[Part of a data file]

>>>>

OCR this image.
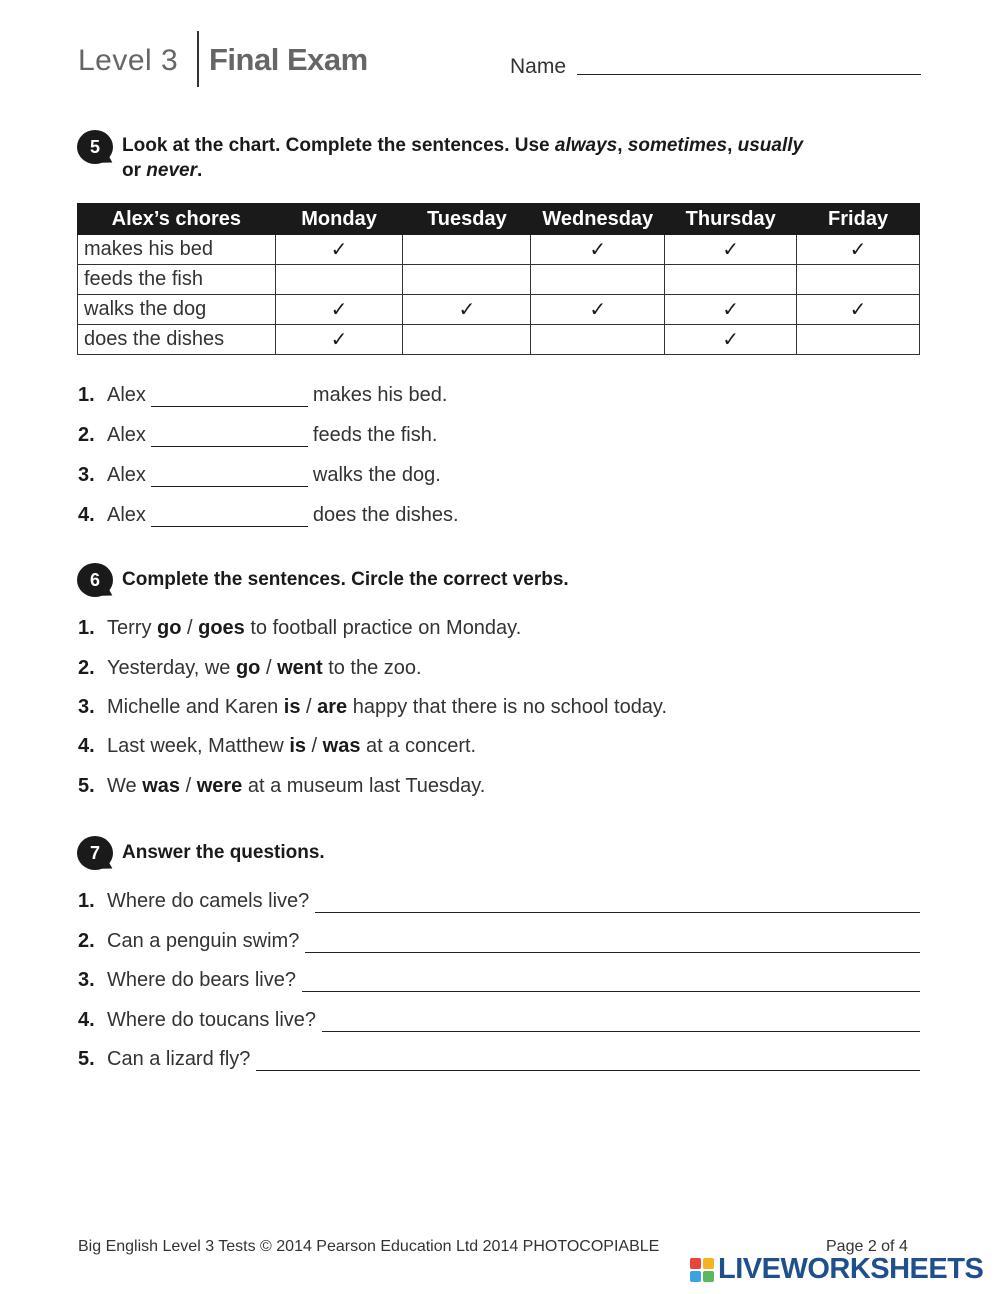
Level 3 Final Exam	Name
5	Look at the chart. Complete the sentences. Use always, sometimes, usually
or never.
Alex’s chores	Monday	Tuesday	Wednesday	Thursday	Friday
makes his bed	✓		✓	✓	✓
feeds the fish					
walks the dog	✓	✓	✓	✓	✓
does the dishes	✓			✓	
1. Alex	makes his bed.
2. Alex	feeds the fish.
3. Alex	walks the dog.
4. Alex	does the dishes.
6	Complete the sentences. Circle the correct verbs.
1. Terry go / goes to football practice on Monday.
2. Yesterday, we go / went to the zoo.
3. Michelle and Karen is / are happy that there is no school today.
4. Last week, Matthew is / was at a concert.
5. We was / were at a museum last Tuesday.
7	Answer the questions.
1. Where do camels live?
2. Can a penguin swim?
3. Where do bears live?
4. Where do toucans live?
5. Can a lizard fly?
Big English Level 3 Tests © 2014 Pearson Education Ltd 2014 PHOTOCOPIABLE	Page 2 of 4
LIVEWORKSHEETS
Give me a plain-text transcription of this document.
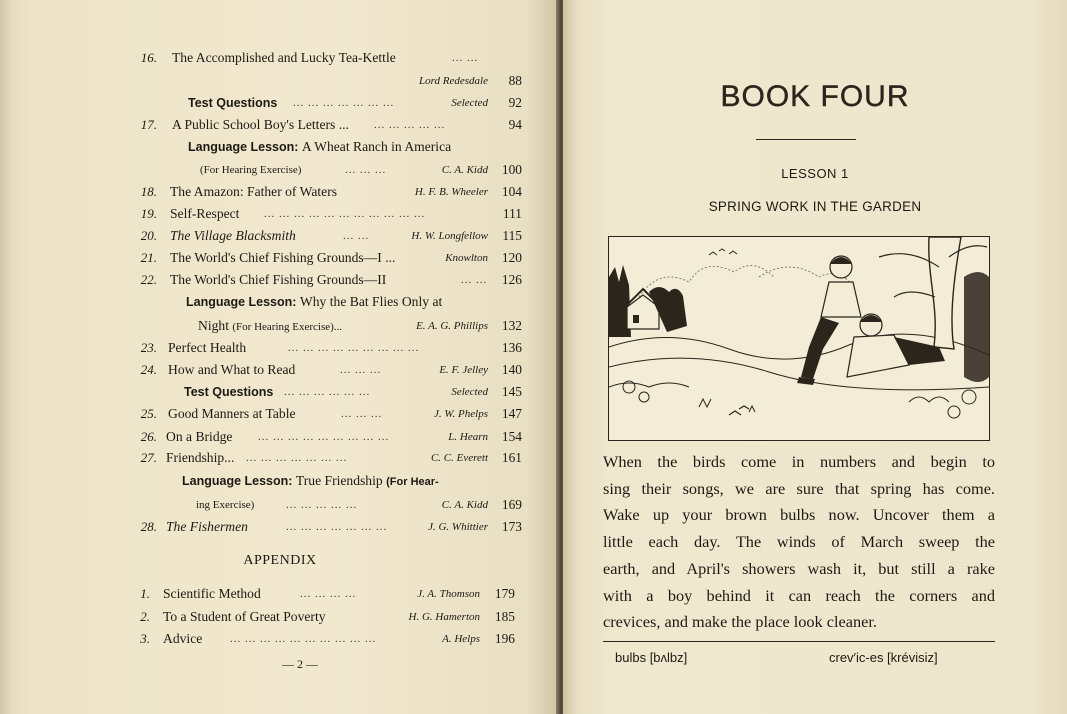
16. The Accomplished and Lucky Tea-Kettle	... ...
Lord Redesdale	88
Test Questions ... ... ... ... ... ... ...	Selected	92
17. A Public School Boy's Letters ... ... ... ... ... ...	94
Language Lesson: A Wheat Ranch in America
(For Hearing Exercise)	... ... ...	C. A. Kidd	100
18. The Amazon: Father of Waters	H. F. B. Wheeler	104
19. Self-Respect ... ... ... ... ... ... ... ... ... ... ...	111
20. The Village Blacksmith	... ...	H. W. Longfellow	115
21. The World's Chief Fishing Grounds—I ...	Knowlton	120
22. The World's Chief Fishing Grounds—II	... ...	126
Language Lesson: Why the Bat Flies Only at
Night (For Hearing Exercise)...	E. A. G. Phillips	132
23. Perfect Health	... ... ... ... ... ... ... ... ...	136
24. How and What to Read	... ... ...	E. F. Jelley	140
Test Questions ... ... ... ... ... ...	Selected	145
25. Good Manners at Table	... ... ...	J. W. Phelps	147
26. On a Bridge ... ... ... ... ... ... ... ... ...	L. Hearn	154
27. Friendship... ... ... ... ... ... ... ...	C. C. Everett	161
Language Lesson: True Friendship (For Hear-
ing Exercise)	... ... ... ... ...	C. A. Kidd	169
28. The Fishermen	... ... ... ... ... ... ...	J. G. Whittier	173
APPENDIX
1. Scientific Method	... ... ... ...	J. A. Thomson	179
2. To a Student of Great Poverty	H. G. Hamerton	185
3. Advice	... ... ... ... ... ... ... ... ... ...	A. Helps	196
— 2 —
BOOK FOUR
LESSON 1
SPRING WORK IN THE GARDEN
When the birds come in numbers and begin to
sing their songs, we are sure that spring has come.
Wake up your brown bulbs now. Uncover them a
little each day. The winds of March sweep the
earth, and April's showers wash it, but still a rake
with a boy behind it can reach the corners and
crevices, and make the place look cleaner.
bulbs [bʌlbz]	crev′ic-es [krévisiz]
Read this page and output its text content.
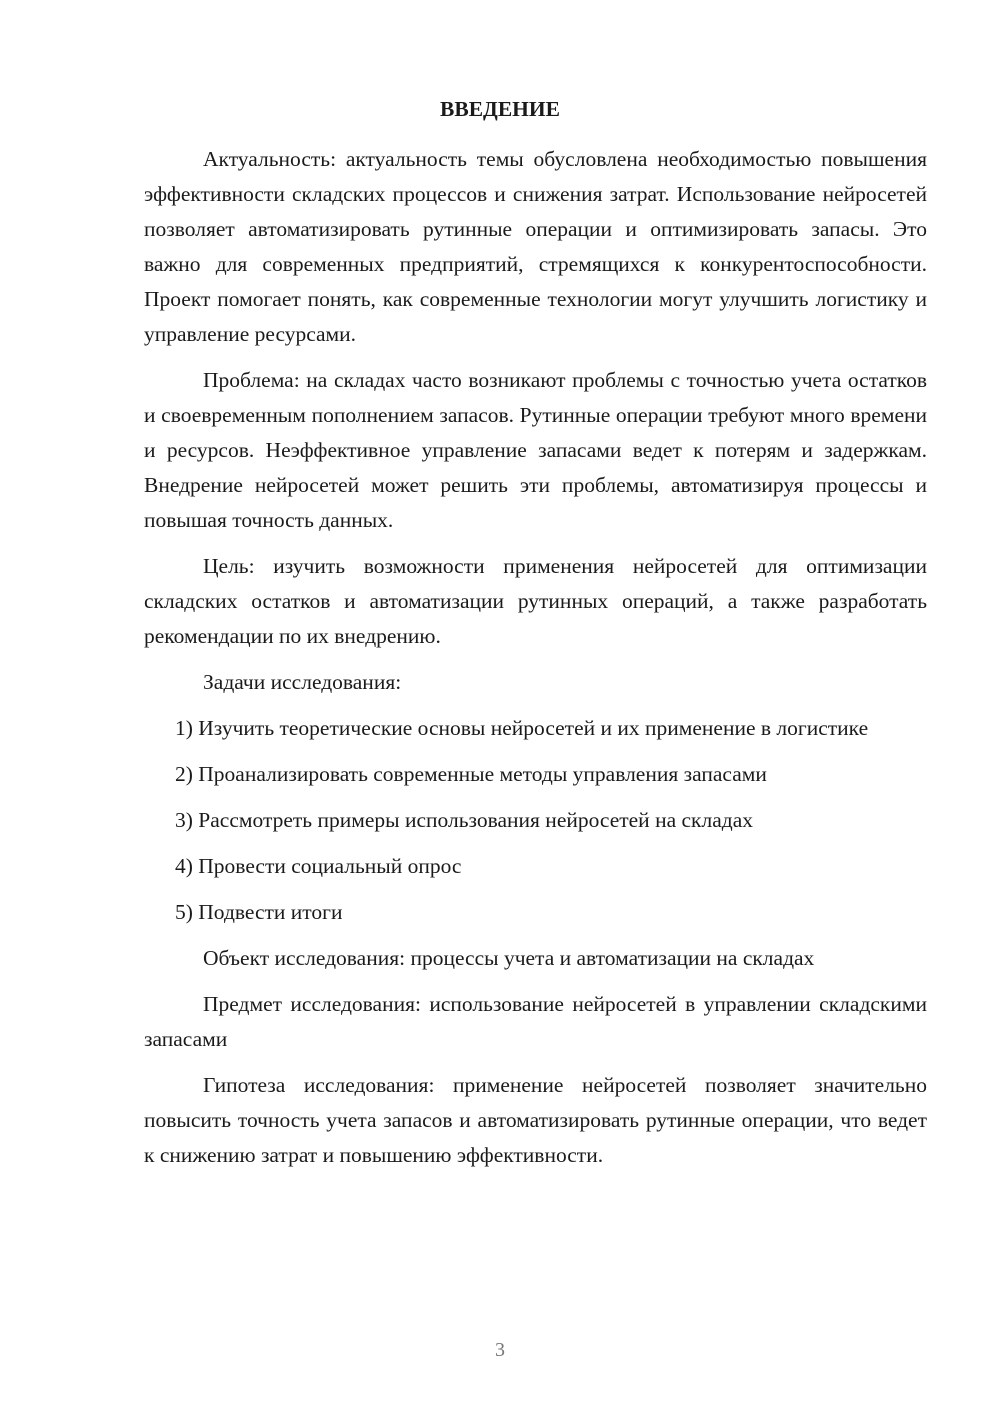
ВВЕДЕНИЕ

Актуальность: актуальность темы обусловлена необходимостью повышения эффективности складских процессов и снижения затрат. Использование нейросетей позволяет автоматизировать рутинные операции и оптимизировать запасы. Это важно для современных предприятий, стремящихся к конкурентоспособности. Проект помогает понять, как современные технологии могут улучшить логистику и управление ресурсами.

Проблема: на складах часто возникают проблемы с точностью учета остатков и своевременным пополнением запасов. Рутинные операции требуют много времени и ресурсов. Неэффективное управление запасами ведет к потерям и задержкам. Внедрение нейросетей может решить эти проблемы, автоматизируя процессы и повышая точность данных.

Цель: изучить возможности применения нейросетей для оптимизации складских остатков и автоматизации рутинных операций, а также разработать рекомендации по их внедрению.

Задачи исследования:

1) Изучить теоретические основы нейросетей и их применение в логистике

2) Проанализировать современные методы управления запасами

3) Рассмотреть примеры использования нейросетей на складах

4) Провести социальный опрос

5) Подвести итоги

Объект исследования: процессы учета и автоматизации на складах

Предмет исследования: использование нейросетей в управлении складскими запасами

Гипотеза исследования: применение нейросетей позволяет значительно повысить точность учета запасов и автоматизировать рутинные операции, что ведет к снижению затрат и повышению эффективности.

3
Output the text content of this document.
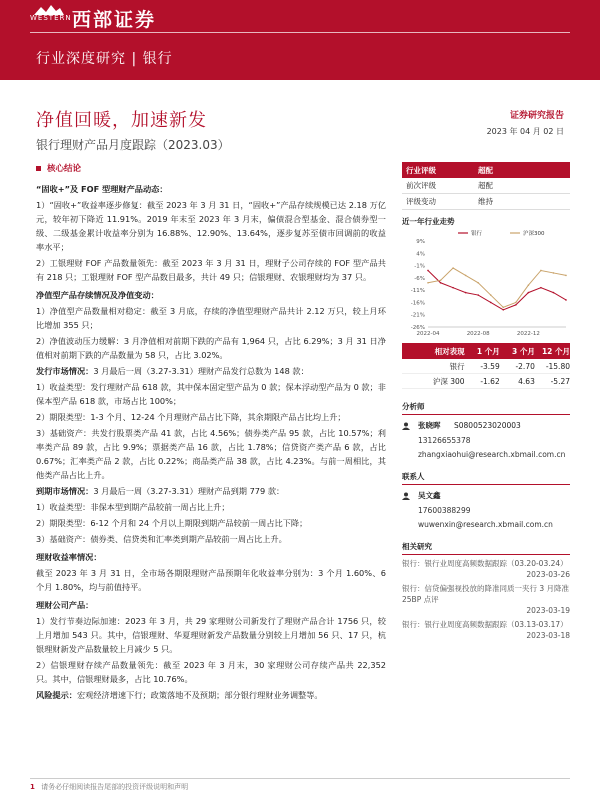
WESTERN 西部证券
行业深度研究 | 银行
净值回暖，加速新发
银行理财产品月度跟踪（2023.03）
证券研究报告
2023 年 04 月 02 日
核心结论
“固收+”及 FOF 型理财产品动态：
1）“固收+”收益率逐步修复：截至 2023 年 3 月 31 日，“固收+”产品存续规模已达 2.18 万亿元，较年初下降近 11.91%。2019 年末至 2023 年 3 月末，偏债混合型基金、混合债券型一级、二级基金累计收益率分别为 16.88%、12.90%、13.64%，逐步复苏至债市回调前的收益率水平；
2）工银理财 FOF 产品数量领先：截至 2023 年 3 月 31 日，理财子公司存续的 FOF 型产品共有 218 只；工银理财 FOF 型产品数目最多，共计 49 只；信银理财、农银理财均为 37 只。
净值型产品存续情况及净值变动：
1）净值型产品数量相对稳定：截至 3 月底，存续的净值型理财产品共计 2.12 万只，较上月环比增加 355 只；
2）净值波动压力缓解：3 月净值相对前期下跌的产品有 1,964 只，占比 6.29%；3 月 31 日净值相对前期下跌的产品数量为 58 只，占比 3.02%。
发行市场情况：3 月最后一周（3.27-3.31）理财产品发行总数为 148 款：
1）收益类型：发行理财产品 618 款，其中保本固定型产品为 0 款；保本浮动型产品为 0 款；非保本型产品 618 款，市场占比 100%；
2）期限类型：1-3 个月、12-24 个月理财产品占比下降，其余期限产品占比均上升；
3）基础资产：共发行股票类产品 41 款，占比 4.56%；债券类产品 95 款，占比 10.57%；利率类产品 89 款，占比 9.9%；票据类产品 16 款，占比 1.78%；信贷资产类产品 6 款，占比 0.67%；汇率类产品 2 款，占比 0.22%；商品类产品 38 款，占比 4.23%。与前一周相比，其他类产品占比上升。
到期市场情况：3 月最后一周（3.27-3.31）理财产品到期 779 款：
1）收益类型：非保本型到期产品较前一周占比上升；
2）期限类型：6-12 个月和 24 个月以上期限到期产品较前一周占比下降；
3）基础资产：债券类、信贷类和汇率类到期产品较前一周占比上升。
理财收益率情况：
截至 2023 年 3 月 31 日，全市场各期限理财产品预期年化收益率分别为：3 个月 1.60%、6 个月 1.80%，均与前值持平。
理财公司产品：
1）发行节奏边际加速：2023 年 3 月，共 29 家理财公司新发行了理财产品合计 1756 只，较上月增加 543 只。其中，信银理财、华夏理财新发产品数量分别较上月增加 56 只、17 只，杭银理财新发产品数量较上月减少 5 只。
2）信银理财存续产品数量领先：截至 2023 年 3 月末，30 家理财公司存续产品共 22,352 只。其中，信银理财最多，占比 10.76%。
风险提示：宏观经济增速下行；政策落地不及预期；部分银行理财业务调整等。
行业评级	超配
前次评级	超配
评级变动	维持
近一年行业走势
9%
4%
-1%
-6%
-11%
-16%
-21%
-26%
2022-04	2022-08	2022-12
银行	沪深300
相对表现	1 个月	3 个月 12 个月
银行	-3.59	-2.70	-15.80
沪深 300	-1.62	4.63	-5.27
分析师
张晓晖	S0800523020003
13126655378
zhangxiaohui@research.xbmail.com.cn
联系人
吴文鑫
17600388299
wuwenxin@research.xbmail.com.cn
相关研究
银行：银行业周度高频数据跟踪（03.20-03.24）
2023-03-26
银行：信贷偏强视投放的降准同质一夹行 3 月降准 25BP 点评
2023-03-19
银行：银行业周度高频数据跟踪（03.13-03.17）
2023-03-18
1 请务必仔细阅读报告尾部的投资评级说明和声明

<<<<

§ **What you have to do**
Write the listing above out again exactly, dropping each image.

§ **The result**
OCR this image.
Level 3 Final Exam	Name
5	Look at the chart. Complete the sentences. Use always, sometimes, usually
or never.
Alex’s chores	Monday	Tuesday	Wednesday	Thursday	Friday
makes his bed	✓		✓	✓	✓
feeds the fish					
walks the dog	✓	✓	✓	✓	✓
does the dishes	✓			✓	
1. Alex	makes his bed.
2. Alex	feeds the fish.
3. Alex	walks the dog.
4. Alex	does the dishes.
6	Complete the sentences. Circle the correct verbs.
1. Terry go / goes to football practice on Monday.
2. Yesterday, we go / went to the zoo.
3. Michelle and Karen is / are happy that there is no school today.
4. Last week, Matthew is / was at a concert.
5. We was / were at a museum last Tuesday.
7	Answer the questions.
1. Where do camels live?
2. Can a penguin swim?
3. Where do bears live?
4. Where do toucans live?
5. Can a lizard fly?
Big English Level 3 Tests © 2014 Pearson Education Ltd 2014 PHOTOCOPIABLE	Page 2 of 4
LIVEWORKSHEETS
Give me a plain-text transcription of this document.
16. The Accomplished and Lucky Tea-Kettle	... ...
Lord Redesdale	88
Test Questions ... ... ... ... ... ... ...	Selected	92
17. A Public School Boy's Letters ... ... ... ... ... ...	94
Language Lesson: A Wheat Ranch in America
(For Hearing Exercise)	... ... ...	C. A. Kidd	100
18. The Amazon: Father of Waters	H. F. B. Wheeler	104
19. Self-Respect ... ... ... ... ... ... ... ... ... ... ...	111
20. The Village Blacksmith	... ...	H. W. Longfellow	115
21. The World's Chief Fishing Grounds—I ...	Knowlton	120
22. The World's Chief Fishing Grounds—II	... ...	126
Language Lesson: Why the Bat Flies Only at
Night (For Hearing Exercise)...	E. A. G. Phillips	132
23. Perfect Health	... ... ... ... ... ... ... ... ...	136
24. How and What to Read	... ... ...	E. F. Jelley	140
Test Questions ... ... ... ... ... ...	Selected	145
25. Good Manners at Table	... ... ...	J. W. Phelps	147
26. On a Bridge ... ... ... ... ... ... ... ... ...	L. Hearn	154
27. Friendship... ... ... ... ... ... ... ...	C. C. Everett	161
Language Lesson: True Friendship (For Hear-
ing Exercise)	... ... ... ... ...	C. A. Kidd	169
28. The Fishermen	... ... ... ... ... ... ...	J. G. Whittier	173
APPENDIX
1. Scientific Method	... ... ... ...	J. A. Thomson	179
2. To a Student of Great Poverty	H. G. Hamerton	185
3. Advice	... ... ... ... ... ... ... ... ... ...	A. Helps	196
— 2 —
BOOK FOUR
LESSON 1
SPRING WORK IN THE GARDEN
When the birds come in numbers and begin to
sing their songs, we are sure that spring has come.
Wake up your brown bulbs now. Uncover them a
little each day. The winds of March sweep the
earth, and April's showers wash it, but still a rake
with a boy behind it can reach the corners and
crevices, and make the place look cleaner.
bulbs [bʌlbz]	crev′ic-es [krévisiz]
Read this page and output its text content.
ВВЕДЕНИЕ

Актуальность: актуальность темы обусловлена необходимостью повышения эффективности складских процессов и снижения затрат. Использование нейросетей позволяет автоматизировать рутинные операции и оптимизировать запасы. Это важно для современных предприятий, стремящихся к конкурентоспособности. Проект помогает понять, как современные технологии могут улучшить логистику и управление ресурсами.

Проблема: на складах часто возникают проблемы с точностью учета остатков и своевременным пополнением запасов. Рутинные операции требуют много времени и ресурсов. Неэффективное управление запасами ведет к потерям и задержкам. Внедрение нейросетей может решить эти проблемы, автоматизируя процессы и повышая точность данных.

Цель: изучить возможности применения нейросетей для оптимизации складских остатков и автоматизации рутинных операций, а также разработать рекомендации по их внедрению.

Задачи исследования:

1) Изучить теоретические основы нейросетей и их применение в логистике

2) Проанализировать современные методы управления запасами

3) Рассмотреть примеры использования нейросетей на складах

4) Провести социальный опрос

5) Подвести итоги

Объект исследования: процессы учета и автоматизации на складах

Предмет исследования: использование нейросетей в управлении складскими запасами

Гипотеза исследования: применение нейросетей позволяет значительно повысить точность учета запасов и автоматизировать рутинные операции, что ведет к снижению затрат и повышению эффективности.

3
Output the text content of this document.
WESTERN 西部证券
行业深度研究 | 银行
净值回暖，加速新发
银行理财产品月度跟踪（2023.03）
证券研究报告
2023 年 04 月 02 日
核心结论
“固收+”及 FOF 型理财产品动态：
1）“固收+”收益率逐步修复：截至 2023 年 3 月 31 日，“固收+”产品存续规模已达 2.18 万亿元，较年初下降近 11.91%。2019 年末至 2023 年 3 月末，偏债混合型基金、混合债券型一级、二级基金累计收益率分别为 16.88%、12.90%、13.64%，逐步复苏至债市回调前的收益率水平；
2）工银理财 FOF 产品数量领先：截至 2023 年 3 月 31 日，理财子公司存续的 FOF 型产品共有 218 只；工银理财 FOF 型产品数目最多，共计 49 只；信银理财、农银理财均为 37 只。
净值型产品存续情况及净值变动：
1）净值型产品数量相对稳定：截至 3 月底，存续的净值型理财产品共计 2.12 万只，较上月环比增加 355 只；
2）净值波动压力缓解：3 月净值相对前期下跌的产品有 1,964 只，占比 6.29%；3 月 31 日净值相对前期下跌的产品数量为 58 只，占比 3.02%。
发行市场情况：3 月最后一周（3.27-3.31）理财产品发行总数为 148 款：
1）收益类型：发行理财产品 618 款，其中保本固定型产品为 0 款；保本浮动型产品为 0 款；非保本型产品 618 款，市场占比 100%；
2）期限类型：1-3 个月、12-24 个月理财产品占比下降，其余期限产品占比均上升；
3）基础资产：共发行股票类产品 41 款，占比 4.56%；债券类产品 95 款，占比 10.57%；利率类产品 89 款，占比 9.9%；票据类产品 16 款，占比 1.78%；信贷资产类产品 6 款，占比 0.67%；汇率类产品 2 款，占比 0.22%；商品类产品 38 款，占比 4.23%。与前一周相比，其他类产品占比上升。
到期市场情况：3 月最后一周（3.27-3.31）理财产品到期 779 款：
1）收益类型：非保本型到期产品较前一周占比上升；
2）期限类型：6-12 个月和 24 个月以上期限到期产品较前一周占比下降；
3）基础资产：债券类、信贷类和汇率类到期产品较前一周占比上升。
理财收益率情况：
截至 2023 年 3 月 31 日，全市场各期限理财产品预期年化收益率分别为：3 个月 1.60%、6 个月 1.80%，均与前值持平。
理财公司产品：
1）发行节奏边际加速：2023 年 3 月，共 29 家理财公司新发行了理财产品合计 1756 只，较上月增加 543 只。其中，信银理财、华夏理财新发产品数量分别较上月增加 56 只、17 只，杭银理财新发产品数量较上月减少 5 只。
2）信银理财存续产品数量领先：截至 2023 年 3 月末，30 家理财公司存续产品共 22,352 只。其中，信银理财最多，占比 10.76%。
风险提示：宏观经济增速下行；政策落地不及预期；部分银行理财业务调整等。
行业评级	超配
前次评级	超配
评级变动	维持
近一年行业走势
9%
4%
-1%
-6%
-11%
-16%
-21%
-26%
2022-04	2022-08	2022-12
银行	沪深300
相对表现	1 个月	3 个月 12 个月
银行	-3.59	-2.70	-15.80
沪深 300	-1.62	4.63	-5.27
分析师
张晓晖	S0800523020003
13126655378
zhangxiaohui@research.xbmail.com.cn
联系人
吴文鑫
17600388299
wuwenxin@research.xbmail.com.cn
相关研究
银行：银行业周度高频数据跟踪（03.20-03.24）
2023-03-26
银行：信贷偏强视投放的降准同质一夹行 3 月降准 25BP 点评
2023-03-19
银行：银行业周度高频数据跟踪（03.13-03.17）
2023-03-18
1 请务必仔细阅读报告尾部的投资评级说明和声明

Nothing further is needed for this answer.